* **EXERCISE TASK**: Locate the string "name" throughout the material and copy every line in which it occurs.

[Lines of data]
···

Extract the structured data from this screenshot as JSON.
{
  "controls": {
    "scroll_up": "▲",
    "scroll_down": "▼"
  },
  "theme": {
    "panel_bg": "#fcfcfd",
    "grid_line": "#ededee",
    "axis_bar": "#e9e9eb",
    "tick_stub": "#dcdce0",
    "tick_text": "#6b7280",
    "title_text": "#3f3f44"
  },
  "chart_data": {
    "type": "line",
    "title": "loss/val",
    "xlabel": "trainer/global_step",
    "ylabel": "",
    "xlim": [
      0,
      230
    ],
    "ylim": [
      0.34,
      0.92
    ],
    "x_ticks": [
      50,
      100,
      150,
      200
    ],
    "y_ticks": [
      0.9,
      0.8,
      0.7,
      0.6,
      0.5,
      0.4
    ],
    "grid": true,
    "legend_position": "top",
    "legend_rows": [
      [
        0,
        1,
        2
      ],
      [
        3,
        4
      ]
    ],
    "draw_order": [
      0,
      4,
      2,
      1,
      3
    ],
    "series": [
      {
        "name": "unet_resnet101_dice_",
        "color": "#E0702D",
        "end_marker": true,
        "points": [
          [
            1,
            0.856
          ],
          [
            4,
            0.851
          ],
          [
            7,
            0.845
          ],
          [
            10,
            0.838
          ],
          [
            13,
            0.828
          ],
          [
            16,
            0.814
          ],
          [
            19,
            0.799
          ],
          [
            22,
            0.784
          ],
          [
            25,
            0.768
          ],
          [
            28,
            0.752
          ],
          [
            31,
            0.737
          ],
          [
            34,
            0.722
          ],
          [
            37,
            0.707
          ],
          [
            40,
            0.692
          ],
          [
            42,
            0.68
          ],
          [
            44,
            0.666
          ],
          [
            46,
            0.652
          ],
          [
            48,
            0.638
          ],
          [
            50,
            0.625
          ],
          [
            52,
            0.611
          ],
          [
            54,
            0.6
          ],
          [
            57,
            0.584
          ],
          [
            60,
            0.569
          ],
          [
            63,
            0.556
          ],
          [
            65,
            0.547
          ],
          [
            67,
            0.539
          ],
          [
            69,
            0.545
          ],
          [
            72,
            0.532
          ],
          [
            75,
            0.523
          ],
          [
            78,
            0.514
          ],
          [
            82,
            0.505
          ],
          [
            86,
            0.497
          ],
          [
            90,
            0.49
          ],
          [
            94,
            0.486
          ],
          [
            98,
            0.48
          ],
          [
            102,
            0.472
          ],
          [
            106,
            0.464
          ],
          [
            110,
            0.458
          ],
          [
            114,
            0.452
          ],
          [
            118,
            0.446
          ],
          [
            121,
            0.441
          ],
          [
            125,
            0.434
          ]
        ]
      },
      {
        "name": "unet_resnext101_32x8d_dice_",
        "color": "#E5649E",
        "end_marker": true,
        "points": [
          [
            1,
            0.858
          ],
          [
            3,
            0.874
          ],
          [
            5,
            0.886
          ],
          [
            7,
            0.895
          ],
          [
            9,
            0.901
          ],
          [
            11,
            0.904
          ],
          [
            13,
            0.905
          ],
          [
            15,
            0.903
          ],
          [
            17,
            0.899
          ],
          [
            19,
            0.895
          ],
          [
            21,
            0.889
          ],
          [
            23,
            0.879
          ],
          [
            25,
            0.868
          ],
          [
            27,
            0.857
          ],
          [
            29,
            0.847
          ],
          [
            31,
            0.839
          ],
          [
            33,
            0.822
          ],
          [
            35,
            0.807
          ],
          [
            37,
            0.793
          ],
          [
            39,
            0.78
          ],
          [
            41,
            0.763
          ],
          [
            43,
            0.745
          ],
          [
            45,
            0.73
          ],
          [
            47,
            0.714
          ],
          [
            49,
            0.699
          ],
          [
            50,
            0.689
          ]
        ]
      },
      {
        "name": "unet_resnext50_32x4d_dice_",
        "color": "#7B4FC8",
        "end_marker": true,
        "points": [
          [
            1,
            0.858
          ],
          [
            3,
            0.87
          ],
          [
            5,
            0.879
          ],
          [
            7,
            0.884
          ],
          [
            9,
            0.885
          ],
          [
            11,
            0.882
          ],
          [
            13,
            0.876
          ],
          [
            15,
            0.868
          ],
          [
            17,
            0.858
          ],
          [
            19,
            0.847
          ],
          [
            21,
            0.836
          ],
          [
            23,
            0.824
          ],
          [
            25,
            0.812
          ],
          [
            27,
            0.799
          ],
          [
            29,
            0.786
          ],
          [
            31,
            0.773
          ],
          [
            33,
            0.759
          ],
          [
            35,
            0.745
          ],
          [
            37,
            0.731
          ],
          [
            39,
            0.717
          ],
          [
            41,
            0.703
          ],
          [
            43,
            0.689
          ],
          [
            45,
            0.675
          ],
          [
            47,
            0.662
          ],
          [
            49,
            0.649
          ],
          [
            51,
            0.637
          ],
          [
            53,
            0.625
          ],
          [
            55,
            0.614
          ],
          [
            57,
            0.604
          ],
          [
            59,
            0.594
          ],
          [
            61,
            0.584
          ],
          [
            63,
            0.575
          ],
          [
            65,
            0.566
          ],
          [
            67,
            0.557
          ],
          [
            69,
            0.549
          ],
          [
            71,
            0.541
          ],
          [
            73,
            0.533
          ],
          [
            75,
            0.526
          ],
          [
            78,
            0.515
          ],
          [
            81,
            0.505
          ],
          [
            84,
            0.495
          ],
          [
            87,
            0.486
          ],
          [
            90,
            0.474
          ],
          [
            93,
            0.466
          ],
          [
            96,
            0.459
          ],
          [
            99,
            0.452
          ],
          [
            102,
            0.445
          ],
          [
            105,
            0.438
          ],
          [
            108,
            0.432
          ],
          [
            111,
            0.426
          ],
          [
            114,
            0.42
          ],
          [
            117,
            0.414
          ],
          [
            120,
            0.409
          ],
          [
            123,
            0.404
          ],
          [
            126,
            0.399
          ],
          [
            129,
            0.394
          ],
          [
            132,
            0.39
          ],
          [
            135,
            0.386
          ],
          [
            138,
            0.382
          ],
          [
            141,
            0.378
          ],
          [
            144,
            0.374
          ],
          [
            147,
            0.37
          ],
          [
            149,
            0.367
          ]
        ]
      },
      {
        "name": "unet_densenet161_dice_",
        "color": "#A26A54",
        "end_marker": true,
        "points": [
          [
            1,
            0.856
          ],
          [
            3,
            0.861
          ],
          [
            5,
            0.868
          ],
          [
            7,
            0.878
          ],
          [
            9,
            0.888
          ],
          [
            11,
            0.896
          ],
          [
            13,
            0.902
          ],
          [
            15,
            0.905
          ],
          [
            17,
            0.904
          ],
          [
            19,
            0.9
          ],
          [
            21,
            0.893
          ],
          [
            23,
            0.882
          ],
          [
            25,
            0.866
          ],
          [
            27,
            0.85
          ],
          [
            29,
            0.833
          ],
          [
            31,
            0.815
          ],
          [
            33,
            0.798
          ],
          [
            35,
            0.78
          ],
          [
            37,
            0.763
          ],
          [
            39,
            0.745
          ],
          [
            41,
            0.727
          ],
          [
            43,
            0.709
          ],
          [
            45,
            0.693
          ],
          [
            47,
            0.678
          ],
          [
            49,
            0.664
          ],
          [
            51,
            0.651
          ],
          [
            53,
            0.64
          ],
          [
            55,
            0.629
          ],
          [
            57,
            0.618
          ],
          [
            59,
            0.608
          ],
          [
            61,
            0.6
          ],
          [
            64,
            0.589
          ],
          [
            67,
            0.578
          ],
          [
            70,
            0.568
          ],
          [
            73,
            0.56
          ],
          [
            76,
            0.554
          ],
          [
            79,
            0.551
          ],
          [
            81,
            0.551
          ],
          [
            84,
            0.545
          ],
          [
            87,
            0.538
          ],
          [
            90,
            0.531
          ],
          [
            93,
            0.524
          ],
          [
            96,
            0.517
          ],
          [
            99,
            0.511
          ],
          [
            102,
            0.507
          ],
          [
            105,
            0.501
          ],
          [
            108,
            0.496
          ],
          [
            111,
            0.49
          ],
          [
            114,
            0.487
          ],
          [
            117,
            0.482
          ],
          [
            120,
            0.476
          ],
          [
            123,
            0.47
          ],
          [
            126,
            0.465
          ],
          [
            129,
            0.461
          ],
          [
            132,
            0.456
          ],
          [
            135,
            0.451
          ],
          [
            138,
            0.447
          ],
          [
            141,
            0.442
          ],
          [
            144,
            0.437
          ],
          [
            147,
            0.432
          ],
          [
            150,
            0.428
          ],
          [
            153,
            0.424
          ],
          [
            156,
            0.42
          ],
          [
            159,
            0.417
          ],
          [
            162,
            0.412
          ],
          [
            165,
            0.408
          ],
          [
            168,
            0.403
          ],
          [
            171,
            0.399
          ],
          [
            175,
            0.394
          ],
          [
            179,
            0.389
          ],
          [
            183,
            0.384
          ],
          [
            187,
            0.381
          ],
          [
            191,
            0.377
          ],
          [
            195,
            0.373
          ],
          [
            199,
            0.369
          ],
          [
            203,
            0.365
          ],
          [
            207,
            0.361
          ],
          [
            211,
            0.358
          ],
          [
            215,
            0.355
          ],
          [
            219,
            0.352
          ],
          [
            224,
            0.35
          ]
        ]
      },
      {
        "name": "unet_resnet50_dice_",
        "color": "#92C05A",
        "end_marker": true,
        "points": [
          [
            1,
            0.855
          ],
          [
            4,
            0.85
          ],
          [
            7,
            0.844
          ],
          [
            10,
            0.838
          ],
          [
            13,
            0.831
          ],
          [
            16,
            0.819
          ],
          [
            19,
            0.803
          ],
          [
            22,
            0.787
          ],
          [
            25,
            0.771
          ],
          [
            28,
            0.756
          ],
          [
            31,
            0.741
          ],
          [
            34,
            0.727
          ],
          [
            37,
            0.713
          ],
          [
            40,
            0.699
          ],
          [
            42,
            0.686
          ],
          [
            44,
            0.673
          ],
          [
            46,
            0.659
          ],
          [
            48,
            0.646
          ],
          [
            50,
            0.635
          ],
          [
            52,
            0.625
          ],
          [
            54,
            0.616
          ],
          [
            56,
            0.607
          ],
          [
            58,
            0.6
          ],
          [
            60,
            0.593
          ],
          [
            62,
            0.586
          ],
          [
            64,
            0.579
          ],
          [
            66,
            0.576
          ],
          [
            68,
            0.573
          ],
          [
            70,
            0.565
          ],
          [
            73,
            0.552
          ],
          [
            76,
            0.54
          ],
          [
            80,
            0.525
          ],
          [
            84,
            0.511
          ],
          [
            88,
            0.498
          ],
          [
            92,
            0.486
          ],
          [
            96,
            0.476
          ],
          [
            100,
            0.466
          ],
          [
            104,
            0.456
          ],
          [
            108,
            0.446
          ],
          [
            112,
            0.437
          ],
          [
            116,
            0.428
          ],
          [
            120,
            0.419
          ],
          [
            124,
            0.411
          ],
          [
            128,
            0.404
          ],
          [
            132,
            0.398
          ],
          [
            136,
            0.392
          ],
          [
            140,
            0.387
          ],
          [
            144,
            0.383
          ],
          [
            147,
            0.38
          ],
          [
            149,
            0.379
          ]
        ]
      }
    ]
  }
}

···

* **FINAL RESULT**:
        "name": "unet_resnet101_dice_",
        "name": "unet_resnext101_32x8d_dice_",
        "name": "unet_resnext50_32x4d_dice_",
        "name": "unet_densenet161_dice_",
        "name": "unet_resnet50_dice_",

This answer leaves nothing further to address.